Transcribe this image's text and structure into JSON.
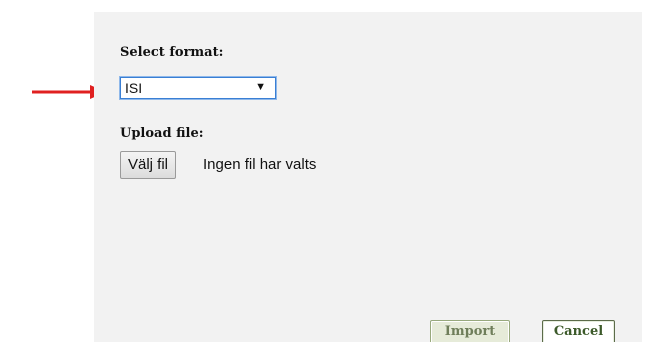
{
  "form": {
    "format_label": "Select format:",
    "format_selected": "ISI",
    "upload_label": "Upload file:",
    "file_button_label": "Välj fil",
    "file_status": "Ingen fil har valts"
  },
  "actions": {
    "import_label": "Import",
    "cancel_label": "Cancel"
  },
  "icons": {
    "select_caret": "▼",
    "annotation_arrow": "red-arrow-right"
  },
  "colors": {
    "panel_background": "#f2f2f2",
    "annotation_arrow": "#e02020",
    "focus_border": "#3a7fd4",
    "import_text": "#6f7e5a",
    "cancel_text": "#3c5a2a"
  }
}
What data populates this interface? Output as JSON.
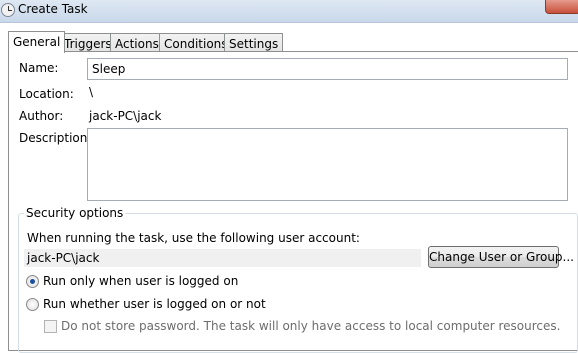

■ ■ ■

Your task is to repeat the material above exactly, without its pictures.

■ Finished exercise ■
Transcribe this image's text and structure into JSON.
{
  "form": {
    "format_label": "Select format:",
    "format_selected": "ISI",
    "upload_label": "Upload file:",
    "file_button_label": "Välj fil",
    "file_status": "Ingen fil har valts"
  },
  "actions": {
    "import_label": "Import",
    "cancel_label": "Cancel"
  },
  "icons": {
    "select_caret": "▼",
    "annotation_arrow": "red-arrow-right"
  },
  "colors": {
    "panel_background": "#f2f2f2",
    "annotation_arrow": "#e02020",
    "focus_border": "#3a7fd4",
    "import_text": "#6f7e5a",
    "cancel_text": "#3c5a2a"
  }
}
What data populates this interface? Output as JSON.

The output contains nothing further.